▸ **The request**
Copy out every line of the listing below word for word, with nothing changed.

(Page element annotations)
## START

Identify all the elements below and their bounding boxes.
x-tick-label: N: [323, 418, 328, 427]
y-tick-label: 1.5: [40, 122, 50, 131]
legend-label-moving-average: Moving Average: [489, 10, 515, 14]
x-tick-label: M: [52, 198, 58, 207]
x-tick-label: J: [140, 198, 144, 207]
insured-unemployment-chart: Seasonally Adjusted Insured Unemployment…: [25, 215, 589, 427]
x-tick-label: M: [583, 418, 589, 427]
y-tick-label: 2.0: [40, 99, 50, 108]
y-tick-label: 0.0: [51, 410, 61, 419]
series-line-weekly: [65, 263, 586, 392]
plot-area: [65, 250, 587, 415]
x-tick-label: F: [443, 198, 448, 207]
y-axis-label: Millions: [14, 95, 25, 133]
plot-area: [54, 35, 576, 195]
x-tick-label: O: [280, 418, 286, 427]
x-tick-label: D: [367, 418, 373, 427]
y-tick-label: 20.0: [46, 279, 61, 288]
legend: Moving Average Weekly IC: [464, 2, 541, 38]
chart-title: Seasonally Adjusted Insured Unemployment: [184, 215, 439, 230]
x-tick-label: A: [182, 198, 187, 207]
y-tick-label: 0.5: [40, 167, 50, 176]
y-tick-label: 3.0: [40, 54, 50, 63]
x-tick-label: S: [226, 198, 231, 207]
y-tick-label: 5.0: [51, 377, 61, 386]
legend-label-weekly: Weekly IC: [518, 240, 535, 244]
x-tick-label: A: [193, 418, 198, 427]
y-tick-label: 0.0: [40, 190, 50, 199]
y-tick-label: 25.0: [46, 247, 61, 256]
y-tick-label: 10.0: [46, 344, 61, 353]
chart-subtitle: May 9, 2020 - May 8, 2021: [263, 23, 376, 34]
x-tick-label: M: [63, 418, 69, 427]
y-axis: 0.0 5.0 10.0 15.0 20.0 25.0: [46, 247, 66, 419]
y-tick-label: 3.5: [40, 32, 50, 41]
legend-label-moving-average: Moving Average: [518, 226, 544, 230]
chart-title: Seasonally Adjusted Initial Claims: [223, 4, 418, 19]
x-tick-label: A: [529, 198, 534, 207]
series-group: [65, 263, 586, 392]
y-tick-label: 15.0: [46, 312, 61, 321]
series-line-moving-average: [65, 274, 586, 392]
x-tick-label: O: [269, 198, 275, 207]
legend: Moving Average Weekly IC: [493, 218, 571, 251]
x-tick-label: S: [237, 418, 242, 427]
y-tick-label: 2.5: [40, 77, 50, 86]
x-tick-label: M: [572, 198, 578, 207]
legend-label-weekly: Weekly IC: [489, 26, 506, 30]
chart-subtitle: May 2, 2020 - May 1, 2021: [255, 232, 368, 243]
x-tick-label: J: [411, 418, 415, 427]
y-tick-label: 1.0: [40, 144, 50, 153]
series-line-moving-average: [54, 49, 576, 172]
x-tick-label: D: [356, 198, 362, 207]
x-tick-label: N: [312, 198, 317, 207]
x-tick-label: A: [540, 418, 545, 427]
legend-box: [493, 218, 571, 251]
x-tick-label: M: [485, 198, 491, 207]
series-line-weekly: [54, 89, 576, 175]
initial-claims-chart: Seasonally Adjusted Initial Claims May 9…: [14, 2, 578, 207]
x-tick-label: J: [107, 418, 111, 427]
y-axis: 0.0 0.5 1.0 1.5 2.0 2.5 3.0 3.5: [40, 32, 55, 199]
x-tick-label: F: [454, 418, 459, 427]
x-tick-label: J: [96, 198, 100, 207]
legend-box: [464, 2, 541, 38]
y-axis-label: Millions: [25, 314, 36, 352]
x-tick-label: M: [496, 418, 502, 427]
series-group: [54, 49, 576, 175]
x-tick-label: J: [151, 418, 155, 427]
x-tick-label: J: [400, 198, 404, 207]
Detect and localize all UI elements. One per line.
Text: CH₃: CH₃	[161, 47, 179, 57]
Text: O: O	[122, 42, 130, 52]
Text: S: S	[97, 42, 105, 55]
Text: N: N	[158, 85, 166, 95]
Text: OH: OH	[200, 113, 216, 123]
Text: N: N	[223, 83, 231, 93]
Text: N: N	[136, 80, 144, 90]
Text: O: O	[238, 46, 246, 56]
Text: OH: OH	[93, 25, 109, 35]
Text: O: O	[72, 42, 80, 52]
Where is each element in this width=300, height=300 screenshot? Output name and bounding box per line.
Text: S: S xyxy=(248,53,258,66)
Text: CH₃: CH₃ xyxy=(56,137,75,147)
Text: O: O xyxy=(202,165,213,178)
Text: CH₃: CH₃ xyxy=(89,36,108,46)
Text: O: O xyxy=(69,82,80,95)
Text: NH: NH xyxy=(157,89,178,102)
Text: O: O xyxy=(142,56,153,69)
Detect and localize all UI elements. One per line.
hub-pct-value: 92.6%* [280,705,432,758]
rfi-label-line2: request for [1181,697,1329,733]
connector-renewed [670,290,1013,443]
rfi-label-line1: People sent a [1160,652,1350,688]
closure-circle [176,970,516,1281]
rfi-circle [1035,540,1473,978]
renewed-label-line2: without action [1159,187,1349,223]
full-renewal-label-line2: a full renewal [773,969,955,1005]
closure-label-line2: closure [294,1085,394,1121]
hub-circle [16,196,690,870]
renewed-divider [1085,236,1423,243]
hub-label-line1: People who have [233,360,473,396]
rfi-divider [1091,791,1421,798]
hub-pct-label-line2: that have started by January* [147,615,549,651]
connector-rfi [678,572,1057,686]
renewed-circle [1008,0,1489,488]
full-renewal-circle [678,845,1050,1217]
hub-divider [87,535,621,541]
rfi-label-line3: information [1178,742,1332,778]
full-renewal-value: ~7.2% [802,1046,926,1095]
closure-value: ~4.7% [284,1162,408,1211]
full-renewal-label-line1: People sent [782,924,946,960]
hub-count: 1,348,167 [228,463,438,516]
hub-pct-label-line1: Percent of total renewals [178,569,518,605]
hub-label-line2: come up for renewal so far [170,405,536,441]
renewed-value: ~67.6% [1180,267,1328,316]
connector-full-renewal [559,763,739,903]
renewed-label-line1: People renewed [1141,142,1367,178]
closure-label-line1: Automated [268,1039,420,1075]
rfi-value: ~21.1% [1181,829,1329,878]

## END

▸ **In response**
Identify all the elements below and their bounding boxes.
x-tick-label: N: [323, 418, 328, 427]
y-tick-label: 1.5: [40, 122, 50, 131]
legend-label-moving-average: Moving Average: [489, 10, 515, 14]
x-tick-label: M: [52, 198, 58, 207]
x-tick-label: J: [140, 198, 144, 207]
insured-unemployment-chart: Seasonally Adjusted Insured Unemployment…: [25, 215, 589, 427]
x-tick-label: M: [583, 418, 589, 427]
y-tick-label: 2.0: [40, 99, 50, 108]
y-tick-label: 0.0: [51, 410, 61, 419]
series-line-weekly: [65, 263, 586, 392]
plot-area: [65, 250, 587, 415]
x-tick-label: F: [443, 198, 448, 207]
y-axis-label: Millions: [14, 95, 25, 133]
plot-area: [54, 35, 576, 195]
x-tick-label: O: [280, 418, 286, 427]
x-tick-label: D: [367, 418, 373, 427]
y-tick-label: 20.0: [46, 279, 61, 288]
legend: Moving Average Weekly IC: [464, 2, 541, 38]
chart-title: Seasonally Adjusted Insured Unemployment: [184, 215, 439, 230]
x-tick-label: A: [182, 198, 187, 207]
y-tick-label: 0.5: [40, 167, 50, 176]
y-tick-label: 3.0: [40, 54, 50, 63]
x-tick-label: S: [226, 198, 231, 207]
y-tick-label: 5.0: [51, 377, 61, 386]
legend-label-weekly: Weekly IC: [518, 240, 535, 244]
x-tick-label: A: [193, 418, 198, 427]
y-tick-label: 0.0: [40, 190, 50, 199]
y-tick-label: 25.0: [46, 247, 61, 256]
y-tick-label: 10.0: [46, 344, 61, 353]
chart-subtitle: May 9, 2020 - May 8, 2021: [263, 23, 376, 34]
x-tick-label: M: [63, 418, 69, 427]
y-axis: 0.0 5.0 10.0 15.0 20.0 25.0: [46, 247, 66, 419]
y-tick-label: 3.5: [40, 32, 50, 41]
legend-label-moving-average: Moving Average: [518, 226, 544, 230]
chart-title: Seasonally Adjusted Initial Claims: [223, 4, 418, 19]
x-tick-label: A: [529, 198, 534, 207]
series-group: [65, 263, 586, 392]
y-tick-label: 15.0: [46, 312, 61, 321]
series-line-moving-average: [65, 274, 586, 392]
x-tick-label: O: [269, 198, 275, 207]
legend: Moving Average Weekly IC: [493, 218, 571, 251]
x-tick-label: S: [237, 418, 242, 427]
y-tick-label: 2.5: [40, 77, 50, 86]
x-tick-label: M: [572, 198, 578, 207]
legend-label-weekly: Weekly IC: [489, 26, 506, 30]
chart-subtitle: May 2, 2020 - May 1, 2021: [255, 232, 368, 243]
x-tick-label: J: [411, 418, 415, 427]
y-tick-label: 1.0: [40, 144, 50, 153]
series-line-moving-average: [54, 49, 576, 172]
x-tick-label: D: [356, 198, 362, 207]
x-tick-label: N: [312, 198, 317, 207]
x-tick-label: A: [540, 418, 545, 427]
legend-box: [493, 218, 571, 251]
x-tick-label: M: [485, 198, 491, 207]
series-line-weekly: [54, 89, 576, 175]
initial-claims-chart: Seasonally Adjusted Initial Claims May 9…: [14, 2, 578, 207]
x-tick-label: J: [107, 418, 111, 427]
y-axis: 0.0 0.5 1.0 1.5 2.0 2.5 3.0 3.5: [40, 32, 55, 199]
x-tick-label: F: [454, 418, 459, 427]
x-tick-label: J: [96, 198, 100, 207]
legend-box: [464, 2, 541, 38]
y-axis-label: Millions: [25, 314, 36, 352]
x-tick-label: M: [496, 418, 502, 427]
series-group: [54, 49, 576, 175]
x-tick-label: J: [151, 418, 155, 427]
x-tick-label: J: [400, 198, 404, 207]
Detect and localize all UI elements. One per line.
Text: CH₃: CH₃	[161, 47, 179, 57]
Text: O: O	[122, 42, 130, 52]
Text: S: S	[97, 42, 105, 55]
Text: N: N	[158, 85, 166, 95]
Text: OH: OH	[200, 113, 216, 123]
Text: N: N	[223, 83, 231, 93]
Text: N: N	[136, 80, 144, 90]
Text: O: O	[238, 46, 246, 56]
Text: OH: OH	[93, 25, 109, 35]
Text: O: O	[72, 42, 80, 52]
Where is each element in this width=300, height=300 screenshot? Output name and bounding box per line.
Text: S: S xyxy=(248,53,258,66)
Text: CH₃: CH₃ xyxy=(56,137,75,147)
Text: O: O xyxy=(202,165,213,178)
Text: CH₃: CH₃ xyxy=(89,36,108,46)
Text: O: O xyxy=(69,82,80,95)
Text: NH: NH xyxy=(157,89,178,102)
Text: O: O xyxy=(142,56,153,69)
Detect and localize all UI elements. One per line.
hub-pct-value: 92.6%* [280,705,432,758]
rfi-label-line2: request for [1181,697,1329,733]
connector-renewed [670,290,1013,443]
rfi-label-line1: People sent a [1160,652,1350,688]
closure-circle [176,970,516,1281]
rfi-circle [1035,540,1473,978]
renewed-label-line2: without action [1159,187,1349,223]
full-renewal-label-line2: a full renewal [773,969,955,1005]
closure-label-line2: closure [294,1085,394,1121]
hub-circle [16,196,690,870]
renewed-divider [1085,236,1423,243]
hub-label-line1: People who have [233,360,473,396]
rfi-divider [1091,791,1421,798]
hub-pct-label-line2: that have started by January* [147,615,549,651]
connector-rfi [678,572,1057,686]
renewed-circle [1008,0,1489,488]
full-renewal-circle [678,845,1050,1217]
hub-divider [87,535,621,541]
rfi-label-line3: information [1178,742,1332,778]
full-renewal-value: ~7.2% [802,1046,926,1095]
closure-value: ~4.7% [284,1162,408,1211]
full-renewal-label-line1: People sent [782,924,946,960]
hub-count: 1,348,167 [228,463,438,516]
hub-pct-label-line1: Percent of total renewals [178,569,518,605]
hub-label-line2: come up for renewal so far [170,405,536,441]
renewed-value: ~67.6% [1180,267,1328,316]
connector-full-renewal [559,763,739,903]
renewed-label-line1: People renewed [1141,142,1367,178]
closure-label-line1: Automated [268,1039,420,1075]
rfi-value: ~21.1% [1181,829,1329,878]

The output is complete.